Okay, to finish today's post, I'm going to turn it over to our good friend Jill. She's the current Friday Pick-Six leader, a big-city lawyer, former Dukie, and loyal Yankee fan. Some of you may have read or noticed that AJ Burnett, resident Yankee low-life, came to work with a black eye last week. Jill had some thoughts, and wants you to help her solve the mystery...or at least come up with an outlandish theory that makes us all blush. Take 'er away, Jill...
A SCSD! MYSTERY by Jill
As only SCSD can do, I think we need to solve a mystery, Nancy Drew and Hardy Boys style, for an investigation known as: AJ Burnett and the Case of What the Fuck Happened to give him a Black Eye.
I mean, really! What the fuck happened to AJ Burnett and his eye? I am beyond curious. No one will talk about it, and quite frankly, it sounds super weird. AJ ambiguously stated:
I'm not going to comment on it, but I understand you guys have to ask . . . There are more important things going on right now with this team than my eye. It was a huge win for us . . . Let's talk about baseball. I understand you have to ask, but I'm not going to comment on it . . . It's something I had to deal with, I dealt with it, and I'll move on.
That's great and everything, AJ, but I can't "move on," even after last night's amazing come-from-behind win. I get it, he doesn't want to be a distraction. Very noble and whatnot (read: lame). He also commented that The Incident was unrelated to baseball. But what could possibly be so newsworthy and distracting that the Yankees would go totally Defcon 3 on this subject?
And why does AJ Burnett keep getting into weird, freaky accidents? Tellingly, this is not the first time. For example, The Daily News mused that "A.J. Burnett scraped up his pitching hand smacking a clubhouse door in July. Now, apparently someone or something has taken a swing back at him." I believed that whole AJ-got-his-ass-kicked-by-the-door hand excuse for quite some time; now, however, I have serious doubts. Let's take Exhibit B:
Yankees manager Joe Girardi declined comment on the black eye. It's the second straight start that Burnett appeared on the mound with bruises. He had a bruised right ear in his rain-shortened start at Texas last week, attributing that injury to an accident in his home workshop.

Dataset rows
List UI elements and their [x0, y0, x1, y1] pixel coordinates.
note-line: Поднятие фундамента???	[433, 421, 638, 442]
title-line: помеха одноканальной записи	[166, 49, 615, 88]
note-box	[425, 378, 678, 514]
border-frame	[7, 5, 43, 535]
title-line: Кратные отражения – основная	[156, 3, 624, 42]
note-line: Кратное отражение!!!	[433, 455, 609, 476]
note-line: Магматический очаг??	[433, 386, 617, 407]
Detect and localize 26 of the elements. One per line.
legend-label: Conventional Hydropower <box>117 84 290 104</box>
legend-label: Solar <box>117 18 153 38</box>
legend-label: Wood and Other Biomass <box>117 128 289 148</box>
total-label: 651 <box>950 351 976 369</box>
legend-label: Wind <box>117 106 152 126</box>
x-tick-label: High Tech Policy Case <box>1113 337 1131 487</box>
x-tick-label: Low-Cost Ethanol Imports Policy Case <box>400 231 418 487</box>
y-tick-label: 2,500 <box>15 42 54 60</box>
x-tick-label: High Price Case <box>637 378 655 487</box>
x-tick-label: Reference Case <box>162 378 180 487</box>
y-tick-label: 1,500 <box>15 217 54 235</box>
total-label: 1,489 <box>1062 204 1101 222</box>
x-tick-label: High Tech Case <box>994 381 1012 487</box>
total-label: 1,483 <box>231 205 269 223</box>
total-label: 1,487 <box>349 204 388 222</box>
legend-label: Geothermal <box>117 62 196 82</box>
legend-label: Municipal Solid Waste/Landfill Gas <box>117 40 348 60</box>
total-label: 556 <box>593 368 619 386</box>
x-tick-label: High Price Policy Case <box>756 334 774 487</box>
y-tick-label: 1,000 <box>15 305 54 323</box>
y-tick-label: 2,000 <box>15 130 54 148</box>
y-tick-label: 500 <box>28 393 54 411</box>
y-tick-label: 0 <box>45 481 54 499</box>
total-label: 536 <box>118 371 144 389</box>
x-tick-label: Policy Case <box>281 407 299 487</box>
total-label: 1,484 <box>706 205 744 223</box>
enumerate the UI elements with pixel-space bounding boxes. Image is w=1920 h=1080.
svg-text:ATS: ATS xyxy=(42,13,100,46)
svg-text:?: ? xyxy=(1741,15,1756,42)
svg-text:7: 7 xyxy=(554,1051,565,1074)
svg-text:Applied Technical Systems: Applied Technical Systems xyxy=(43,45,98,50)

-- What is needed --
Continue the blog post about AJ Burnett's black eye, starting right after its last sentence.

-- Result below --
A "home workshop" mishap? Really? That is the best we could come up with, as a billionaire baseball team that employs geniuses? I am trying to think of any and all possibilities related to "home workshop" injuries. Sure, you can slice your finger, maybe even cut one off; you could even accidentally drill right through your wrist, I guess. Actually, here is a convenient (and strange) chart from the ominous-sounding Disaster Center about "home workshop" injuries. Considering the multitude of ways in which a man can harm himself, a "home workshop" mishap sounds plausible. I mean, 15.4% of male injuries are apparently related to "Hand Garden Tools," which empirically proves that all people who own a "home workshop" are stupid. So, perhaps AJ could have hurt himself in his workshop then?
This excuse fails to clear up a major issue. How the hell do you injure your ear in a "home workshop" accident? YOUR FUCKING EAR. It does not say he "cut" his ear, which is a much more likely workshop injury; it says it was "bruised." How did such a thing happen? Did the hand garden tools jump up to face level and attack? Did a dolly or cart, which an astounding 16% of men injure themselves on, roll into his head? [It should be noted that this line of inquiry ignores perplexing questions; mainly, what was AJ concocting in his workshop and why does he even have one? I can sort of see him at 4am, huddled over his lathe, crafting medieval weapons out of broken bat handles]. This mystery must go deeper than that. Take this gem from Wallace Matthews:
Whatever happened to him this week was not baseball-related -- both he and Girardi said so -- and was clearly of a sensitive enough nature that no one in the Yankees clubhouse would talk about it. Coming on the heels of last week's game in Texas, in which Burnett pitched with a bruised right ear courtesy, he said, of a workshop mishap, it lent a bizarre sidelight to an otherwise uplifting game.
If it was a home workshop injury, or something equally innocuous, what is with the radio silence? Wouldn't this be something to laugh about? In a matter of mere months, we have had: 1) hand injury from door attack; 2) bruised right ear from home workshop assault; and 3) mysterious shiner from no where. This does not add up and I want answers. A fight club? That would explain why he can't talk about it. Kinky sex fetish? That would justify his array of mild injuries and the embarrassing nature of the black eye. Brian Cashman threatening him to get his act together? He did join the team on this road trip. Abusive relationship with Dave Eiland? Roger Clemens used to have the trainer rub ointment on his, well, special places to fire him up, and maybe AJ likes to be slapped around a little before taking the mound.
Sigh, I don't know. But I want to. Badly. So get on this, Shane. Use your mad journalism skillz and Woodward and Bernstein this conspiracy up. I smell a Pulitzer.
(Thanks to Jill for this delightful investigation...personally, I like the kinky sex fetish theory and will be spreading it around as much as possible.
TRUTH: AJ Burnett pays overweight trailer-trash women to hit him in the face with wrenches.)